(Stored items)

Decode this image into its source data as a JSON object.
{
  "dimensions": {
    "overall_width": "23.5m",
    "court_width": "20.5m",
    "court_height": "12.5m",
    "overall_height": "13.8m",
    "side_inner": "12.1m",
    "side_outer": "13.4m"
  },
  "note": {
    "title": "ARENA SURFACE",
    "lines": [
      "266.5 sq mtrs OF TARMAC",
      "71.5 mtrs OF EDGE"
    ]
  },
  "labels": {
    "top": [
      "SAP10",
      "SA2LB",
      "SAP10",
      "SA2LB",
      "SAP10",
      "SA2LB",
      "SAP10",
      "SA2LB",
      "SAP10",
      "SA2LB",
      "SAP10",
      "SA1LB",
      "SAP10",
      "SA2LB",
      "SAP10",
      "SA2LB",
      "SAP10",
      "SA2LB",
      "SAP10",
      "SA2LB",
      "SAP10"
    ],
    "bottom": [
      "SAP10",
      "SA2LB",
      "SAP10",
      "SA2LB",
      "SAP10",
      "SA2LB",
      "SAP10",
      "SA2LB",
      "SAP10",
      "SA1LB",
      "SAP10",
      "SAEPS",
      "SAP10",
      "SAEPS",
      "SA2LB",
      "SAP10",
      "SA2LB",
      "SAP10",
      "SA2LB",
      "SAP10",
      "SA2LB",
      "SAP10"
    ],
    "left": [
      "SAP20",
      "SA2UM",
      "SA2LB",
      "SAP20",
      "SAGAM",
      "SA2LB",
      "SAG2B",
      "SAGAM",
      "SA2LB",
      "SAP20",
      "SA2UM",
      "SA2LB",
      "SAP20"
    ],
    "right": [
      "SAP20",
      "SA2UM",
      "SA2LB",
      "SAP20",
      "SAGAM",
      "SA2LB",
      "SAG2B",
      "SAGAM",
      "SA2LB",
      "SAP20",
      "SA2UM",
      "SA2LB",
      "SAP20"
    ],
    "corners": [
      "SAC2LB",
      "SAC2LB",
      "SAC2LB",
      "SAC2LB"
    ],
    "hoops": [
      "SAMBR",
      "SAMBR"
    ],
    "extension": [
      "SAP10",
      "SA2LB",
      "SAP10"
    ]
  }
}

# What is needed:
Repeat every entry exactly, please.

# Correct result:
Decode this image into its source data as a JSON object.
{
  "dimensions": {
    "overall_width": "23.5m",
    "court_width": "20.5m",
    "court_height": "12.5m",
    "overall_height": "13.8m",
    "side_inner": "12.1m",
    "side_outer": "13.4m"
  },
  "note": {
    "title": "ARENA SURFACE",
    "lines": [
      "266.5 sq mtrs OF TARMAC",
      "71.5 mtrs OF EDGE"
    ]
  },
  "labels": {
    "top": [
      "SAP10",
      "SA2LB",
      "SAP10",
      "SA2LB",
      "SAP10",
      "SA2LB",
      "SAP10",
      "SA2LB",
      "SAP10",
      "SA2LB",
      "SAP10",
      "SA1LB",
      "SAP10",
      "SA2LB",
      "SAP10",
      "SA2LB",
      "SAP10",
      "SA2LB",
      "SAP10",
      "SA2LB",
      "SAP10"
    ],
    "bottom": [
      "SAP10",
      "SA2LB",
      "SAP10",
      "SA2LB",
      "SAP10",
      "SA2LB",
      "SAP10",
      "SA2LB",
      "SAP10",
      "SA1LB",
      "SAP10",
      "SAEPS",
      "SAP10",
      "SAEPS",
      "SA2LB",
      "SAP10",
      "SA2LB",
      "SAP10",
      "SA2LB",
      "SAP10",
      "SA2LB",
      "SAP10"
    ],
    "left": [
      "SAP20",
      "SA2UM",
      "SA2LB",
      "SAP20",
      "SAGAM",
      "SA2LB",
      "SAG2B",
      "SAGAM",
      "SA2LB",
      "SAP20",
      "SA2UM",
      "SA2LB",
      "SAP20"
    ],
    "right": [
      "SAP20",
      "SA2UM",
      "SA2LB",
      "SAP20",
      "SAGAM",
      "SA2LB",
      "SAG2B",
      "SAGAM",
      "SA2LB",
      "SAP20",
      "SA2UM",
      "SA2LB",
      "SAP20"
    ],
    "corners": [
      "SAC2LB",
      "SAC2LB",
      "SAC2LB",
      "SAC2LB"
    ],
    "hoops": [
      "SAMBR",
      "SAMBR"
    ],
    "extension": [
      "SAP10",
      "SA2LB",
      "SAP10"
    ]
  }
}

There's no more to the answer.